__The problem__: Transcribe all of the material below word for word and leave out its pictures.

__Task inputs__:

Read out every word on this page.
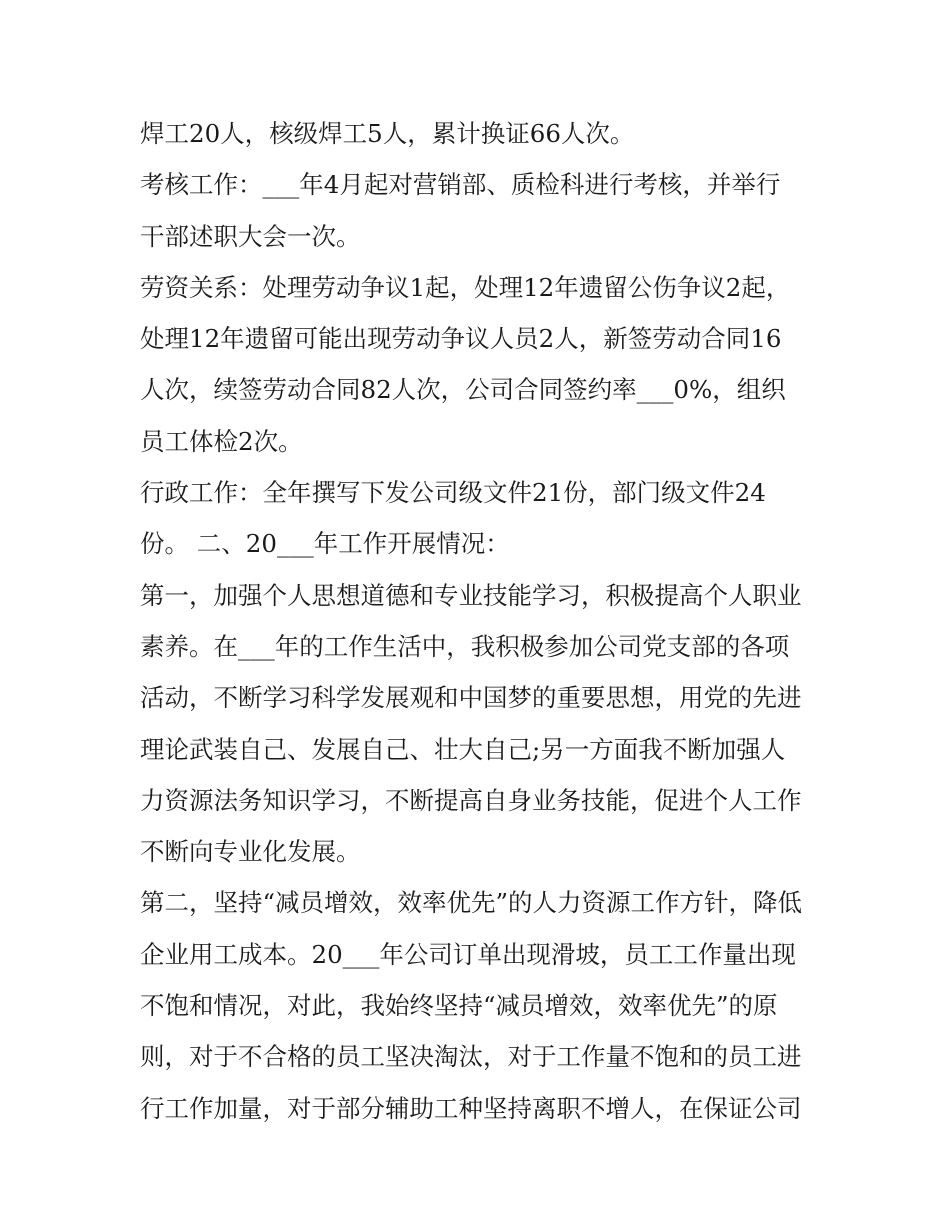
焊工20人，核级焊工5人，累计换证66人次。
考核工作：___年4月起对营销部、质检科进行考核，并举行
干部述职大会一次。
劳资关系：处理劳动争议1起，处理12年遗留公伤争议2起，
处理12年遗留可能出现劳动争议人员2人，新签劳动合同16
人次，续签劳动合同82人次，公司合同签约率___0%，组织
员工体检2次。
行政工作：全年撰写下发公司级文件21份，部门级文件24
份。 二、20___年工作开展情况：
第一，加强个人思想道德和专业技能学习，积极提高个人职业
素养。在___年的工作生活中，我积极参加公司党支部的各项
活动，不断学习科学发展观和中国梦的重要思想，用党的先进
理论武装自己、发展自己、壮大自己;另一方面我不断加强人
力资源法务知识学习，不断提高自身业务技能，促进个人工作
不断向专业化发展。
第二，坚持“减员增效，效率优先”的人力资源工作方针，降低
企业用工成本。20___年公司订单出现滑坡，员工工作量出现
不饱和情况，对此，我始终坚持“减员增效，效率优先”的原
则，对于不合格的员工坚决淘汰，对于工作量不饱和的员工进
行工作加量，对于部分辅助工种坚持离职不增人，在保证公司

__The response__:
Read out every word on this page.
焊工20人，核级焊工5人，累计换证66人次。
考核工作：___年4月起对营销部、质检科进行考核，并举行
干部述职大会一次。
劳资关系：处理劳动争议1起，处理12年遗留公伤争议2起，
处理12年遗留可能出现劳动争议人员2人，新签劳动合同16
人次，续签劳动合同82人次，公司合同签约率___0%，组织
员工体检2次。
行政工作：全年撰写下发公司级文件21份，部门级文件24
份。 二、20___年工作开展情况：
第一，加强个人思想道德和专业技能学习，积极提高个人职业
素养。在___年的工作生活中，我积极参加公司党支部的各项
活动，不断学习科学发展观和中国梦的重要思想，用党的先进
理论武装自己、发展自己、壮大自己;另一方面我不断加强人
力资源法务知识学习，不断提高自身业务技能，促进个人工作
不断向专业化发展。
第二，坚持“减员增效，效率优先”的人力资源工作方针，降低
企业用工成本。20___年公司订单出现滑坡，员工工作量出现
不饱和情况，对此，我始终坚持“减员增效，效率优先”的原
则，对于不合格的员工坚决淘汰，对于工作量不饱和的员工进
行工作加量，对于部分辅助工种坚持离职不增人，在保证公司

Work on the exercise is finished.